• [YOUR INSTRUCTIONS]:
Scan the records below. List lines holding "Pill".

• [RECORDS FOR THIS TASK]:
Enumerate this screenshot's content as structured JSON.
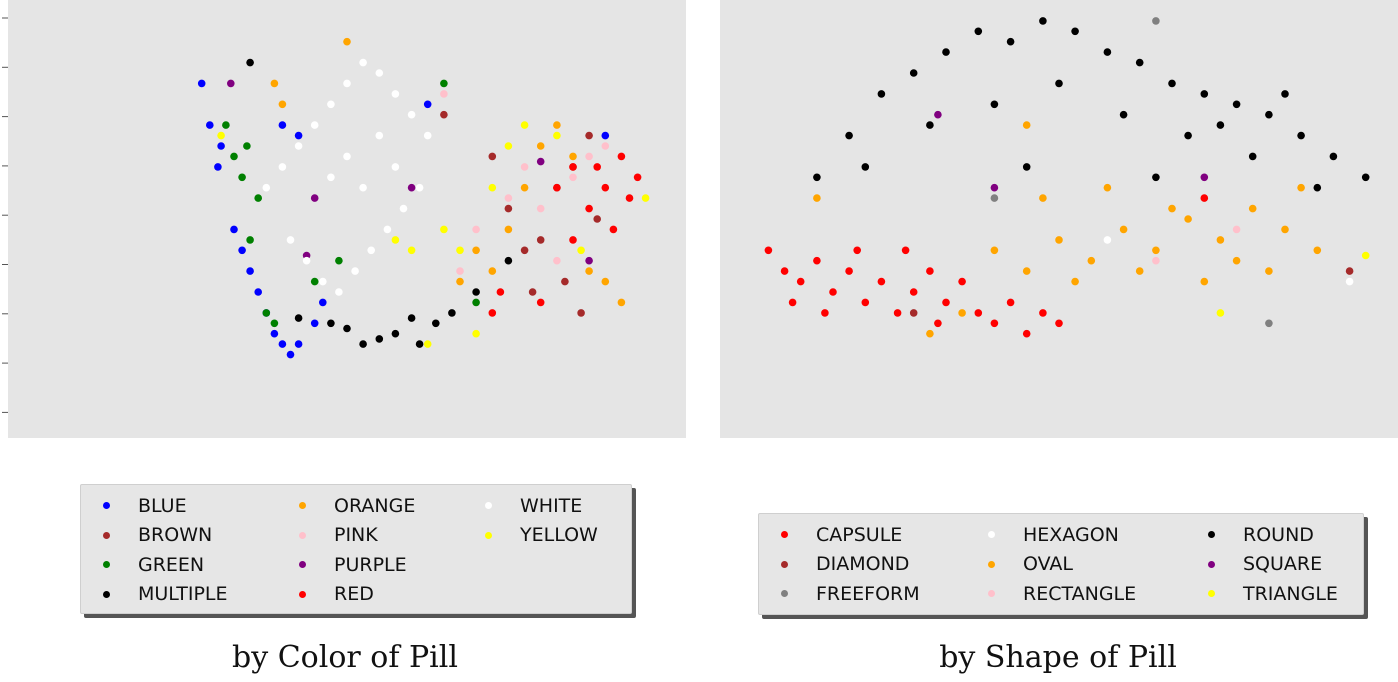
{
  "chart_data": [
    {
      "type": "scatter",
      "title": "by Color of Pill",
      "legend_placement": "below",
      "grid": false,
      "y_ticks_labeled": false,
      "series": [
        {
          "name": "BLUE",
          "color": "#0000ff",
          "points": [
            [
              -0.9,
              -1.3
            ],
            [
              -0.85,
              -0.9
            ],
            [
              -0.8,
              -0.5
            ],
            [
              -0.78,
              -0.7
            ],
            [
              -0.7,
              0.1
            ],
            [
              -0.65,
              0.3
            ],
            [
              -0.6,
              0.5
            ],
            [
              -0.55,
              0.7
            ],
            [
              -0.5,
              0.9
            ],
            [
              -0.45,
              1.1
            ],
            [
              -0.4,
              1.2
            ],
            [
              -0.35,
              1.3
            ],
            [
              -0.3,
              1.2
            ],
            [
              -0.3,
              -0.8
            ],
            [
              -0.4,
              -0.9
            ],
            [
              -0.2,
              1.0
            ],
            [
              -0.15,
              0.8
            ],
            [
              0.5,
              -1.1
            ],
            [
              1.6,
              -0.8
            ]
          ]
        },
        {
          "name": "BROWN",
          "color": "#a52a2a",
          "points": [
            [
              0.6,
              -1.0
            ],
            [
              0.9,
              -0.6
            ],
            [
              1.0,
              -0.1
            ],
            [
              1.1,
              0.3
            ],
            [
              1.15,
              0.7
            ],
            [
              1.2,
              0.2
            ],
            [
              1.3,
              -0.3
            ],
            [
              1.35,
              0.6
            ],
            [
              1.4,
              -0.5
            ],
            [
              1.45,
              0.9
            ],
            [
              1.5,
              -0.8
            ],
            [
              1.55,
              0.0
            ]
          ]
        },
        {
          "name": "GREEN",
          "color": "#008000",
          "points": [
            [
              -0.75,
              -0.9
            ],
            [
              -0.7,
              -0.6
            ],
            [
              -0.65,
              -0.4
            ],
            [
              -0.62,
              -0.7
            ],
            [
              -0.55,
              -0.2
            ],
            [
              -0.6,
              0.2
            ],
            [
              -0.5,
              0.9
            ],
            [
              -0.45,
              1.0
            ],
            [
              -0.2,
              0.6
            ],
            [
              -0.05,
              0.4
            ],
            [
              0.6,
              -1.3
            ],
            [
              0.8,
              0.8
            ]
          ]
        },
        {
          "name": "MULTIPLE",
          "color": "#000000",
          "points": [
            [
              -0.6,
              -1.5
            ],
            [
              -0.3,
              0.95
            ],
            [
              -0.1,
              1.0
            ],
            [
              0.0,
              1.05
            ],
            [
              0.1,
              1.2
            ],
            [
              0.2,
              1.15
            ],
            [
              0.3,
              1.1
            ],
            [
              0.4,
              0.95
            ],
            [
              0.45,
              1.2
            ],
            [
              0.55,
              1.0
            ],
            [
              0.65,
              0.9
            ],
            [
              0.8,
              0.7
            ],
            [
              1.0,
              0.4
            ]
          ]
        },
        {
          "name": "ORANGE",
          "color": "#ffa500",
          "points": [
            [
              -0.45,
              -1.3
            ],
            [
              -0.4,
              -1.1
            ],
            [
              0.0,
              -1.7
            ],
            [
              0.7,
              0.6
            ],
            [
              0.8,
              0.3
            ],
            [
              0.9,
              0.5
            ],
            [
              1.0,
              0.1
            ],
            [
              1.1,
              -0.3
            ],
            [
              1.2,
              -0.7
            ],
            [
              1.3,
              -0.9
            ],
            [
              1.4,
              -0.6
            ],
            [
              1.5,
              0.5
            ],
            [
              1.6,
              0.6
            ],
            [
              1.7,
              0.8
            ]
          ]
        },
        {
          "name": "PINK",
          "color": "#ffc0cb",
          "points": [
            [
              0.6,
              -1.2
            ],
            [
              0.7,
              0.5
            ],
            [
              0.8,
              0.1
            ],
            [
              1.0,
              -0.2
            ],
            [
              1.1,
              -0.5
            ],
            [
              1.2,
              -0.1
            ],
            [
              1.3,
              0.4
            ],
            [
              1.4,
              -0.4
            ],
            [
              1.5,
              -0.6
            ],
            [
              1.6,
              -0.7
            ]
          ]
        },
        {
          "name": "PURPLE",
          "color": "#800080",
          "points": [
            [
              -0.72,
              -1.3
            ],
            [
              -0.25,
              0.35
            ],
            [
              -0.2,
              -0.2
            ],
            [
              0.4,
              -0.3
            ],
            [
              1.2,
              -0.55
            ],
            [
              1.5,
              0.4
            ]
          ]
        },
        {
          "name": "RED",
          "color": "#ff0000",
          "points": [
            [
              1.3,
              -0.3
            ],
            [
              1.4,
              0.2
            ],
            [
              1.5,
              -0.1
            ],
            [
              1.55,
              -0.5
            ],
            [
              1.6,
              -0.3
            ],
            [
              1.65,
              0.1
            ],
            [
              1.7,
              -0.6
            ],
            [
              1.75,
              -0.2
            ],
            [
              1.8,
              -0.4
            ],
            [
              1.4,
              -0.5
            ],
            [
              1.2,
              0.8
            ],
            [
              0.9,
              0.9
            ],
            [
              0.95,
              0.7
            ]
          ]
        },
        {
          "name": "WHITE",
          "color": "#ffffff",
          "points": [
            [
              -0.5,
              -0.3
            ],
            [
              -0.4,
              -0.5
            ],
            [
              -0.3,
              -0.7
            ],
            [
              -0.2,
              -0.9
            ],
            [
              -0.1,
              -1.1
            ],
            [
              0.0,
              -1.3
            ],
            [
              0.1,
              -1.5
            ],
            [
              0.2,
              -1.4
            ],
            [
              0.3,
              -1.2
            ],
            [
              0.4,
              -1.0
            ],
            [
              0.5,
              -0.8
            ],
            [
              -0.35,
              0.2
            ],
            [
              -0.25,
              0.4
            ],
            [
              -0.15,
              0.6
            ],
            [
              -0.05,
              0.7
            ],
            [
              0.05,
              0.5
            ],
            [
              0.15,
              0.3
            ],
            [
              0.25,
              0.1
            ],
            [
              0.35,
              -0.1
            ],
            [
              0.45,
              -0.3
            ],
            [
              0.1,
              -0.3
            ],
            [
              0.0,
              -0.6
            ],
            [
              -0.1,
              -0.4
            ],
            [
              0.2,
              -0.8
            ],
            [
              0.3,
              -0.5
            ]
          ]
        },
        {
          "name": "YELLOW",
          "color": "#ffff00",
          "points": [
            [
              -0.78,
              -0.8
            ],
            [
              0.3,
              0.2
            ],
            [
              0.4,
              0.3
            ],
            [
              0.6,
              0.1
            ],
            [
              0.7,
              0.3
            ],
            [
              0.9,
              -0.3
            ],
            [
              1.0,
              -0.7
            ],
            [
              1.1,
              -0.9
            ],
            [
              1.3,
              -0.8
            ],
            [
              1.45,
              0.3
            ],
            [
              1.85,
              -0.2
            ],
            [
              0.8,
              1.1
            ],
            [
              0.5,
              1.2
            ]
          ]
        }
      ]
    },
    {
      "type": "scatter",
      "title": "by Shape of Pill",
      "legend_placement": "below",
      "grid": false,
      "series": [
        {
          "name": "CAPSULE",
          "color": "#ff0000",
          "points": [
            [
              -1.8,
              0.3
            ],
            [
              -1.7,
              0.5
            ],
            [
              -1.6,
              0.6
            ],
            [
              -1.5,
              0.4
            ],
            [
              -1.4,
              0.7
            ],
            [
              -1.3,
              0.5
            ],
            [
              -1.2,
              0.8
            ],
            [
              -1.1,
              0.6
            ],
            [
              -1.0,
              0.9
            ],
            [
              -0.9,
              0.7
            ],
            [
              -0.8,
              0.5
            ],
            [
              -0.7,
              0.8
            ],
            [
              -0.6,
              0.6
            ],
            [
              -0.5,
              0.9
            ],
            [
              -0.4,
              1.0
            ],
            [
              -0.3,
              0.8
            ],
            [
              -0.2,
              1.1
            ],
            [
              -0.1,
              0.9
            ],
            [
              0.0,
              1.0
            ],
            [
              -1.65,
              0.8
            ],
            [
              -1.45,
              0.9
            ],
            [
              -1.25,
              0.3
            ],
            [
              -0.95,
              0.3
            ],
            [
              -0.75,
              1.0
            ],
            [
              0.9,
              -0.2
            ]
          ]
        },
        {
          "name": "DIAMOND",
          "color": "#a52a2a",
          "points": [
            [
              -0.9,
              0.9
            ],
            [
              1.8,
              0.5
            ]
          ]
        },
        {
          "name": "FREEFORM",
          "color": "#808080",
          "points": [
            [
              1.3,
              1.0
            ],
            [
              -0.4,
              -0.2
            ],
            [
              0.6,
              -1.9
            ]
          ]
        },
        {
          "name": "HEXAGON",
          "color": "#ffffff",
          "points": [
            [
              1.8,
              0.6
            ],
            [
              0.3,
              0.2
            ]
          ]
        },
        {
          "name": "OVAL",
          "color": "#ffa500",
          "points": [
            [
              -0.4,
              0.3
            ],
            [
              -0.2,
              0.5
            ],
            [
              0.0,
              0.2
            ],
            [
              0.2,
              0.4
            ],
            [
              0.4,
              0.1
            ],
            [
              0.6,
              0.3
            ],
            [
              0.8,
              0.0
            ],
            [
              1.0,
              0.2
            ],
            [
              1.2,
              -0.1
            ],
            [
              1.4,
              0.1
            ],
            [
              1.6,
              0.3
            ],
            [
              0.1,
              0.6
            ],
            [
              0.5,
              0.5
            ],
            [
              0.9,
              0.6
            ],
            [
              1.1,
              0.4
            ],
            [
              1.3,
              0.5
            ],
            [
              -0.8,
              1.1
            ],
            [
              -0.6,
              0.9
            ],
            [
              -0.1,
              -0.2
            ],
            [
              0.3,
              -0.3
            ],
            [
              0.7,
              -0.1
            ],
            [
              1.5,
              -0.3
            ],
            [
              -0.2,
              -0.9
            ],
            [
              -1.5,
              -0.2
            ]
          ]
        },
        {
          "name": "RECTANGLE",
          "color": "#ffc0cb",
          "points": [
            [
              0.6,
              0.4
            ],
            [
              1.1,
              0.1
            ]
          ]
        },
        {
          "name": "ROUND",
          "color": "#000000",
          "points": [
            [
              -1.3,
              -0.8
            ],
            [
              -1.1,
              -1.2
            ],
            [
              -0.9,
              -1.4
            ],
            [
              -0.7,
              -1.6
            ],
            [
              -0.5,
              -1.8
            ],
            [
              -0.3,
              -1.7
            ],
            [
              -0.1,
              -1.9
            ],
            [
              0.1,
              -1.8
            ],
            [
              0.3,
              -1.6
            ],
            [
              0.5,
              -1.5
            ],
            [
              0.7,
              -1.3
            ],
            [
              0.9,
              -1.2
            ],
            [
              1.1,
              -1.1
            ],
            [
              1.3,
              -1.0
            ],
            [
              1.5,
              -0.8
            ],
            [
              1.7,
              -0.6
            ],
            [
              1.9,
              -0.4
            ],
            [
              -1.2,
              -0.5
            ],
            [
              -0.8,
              -0.9
            ],
            [
              -0.4,
              -1.1
            ],
            [
              0.0,
              -1.3
            ],
            [
              0.4,
              -1.0
            ],
            [
              0.8,
              -0.8
            ],
            [
              1.2,
              -0.6
            ],
            [
              1.6,
              -0.3
            ],
            [
              -1.5,
              -0.4
            ],
            [
              -0.2,
              -0.5
            ],
            [
              0.6,
              -0.4
            ],
            [
              1.0,
              -0.9
            ],
            [
              1.4,
              -1.2
            ]
          ]
        },
        {
          "name": "SQUARE",
          "color": "#800080",
          "points": [
            [
              -0.75,
              -1.0
            ],
            [
              -0.4,
              -0.3
            ],
            [
              0.9,
              -0.4
            ]
          ]
        },
        {
          "name": "TRIANGLE",
          "color": "#ffff00",
          "points": [
            [
              1.9,
              0.35
            ],
            [
              1.0,
              0.9
            ]
          ]
        }
      ]
    }
  ],
  "captions": {
    "left": "by Color of Pill",
    "right": "by Shape of Pill"
  }
}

• [OUTPUT BELOW]:
      "title": "by Color of Pill",
      "title": "by Shape of Pill",
    "left": "by Color of Pill",
    "right": "by Shape of Pill"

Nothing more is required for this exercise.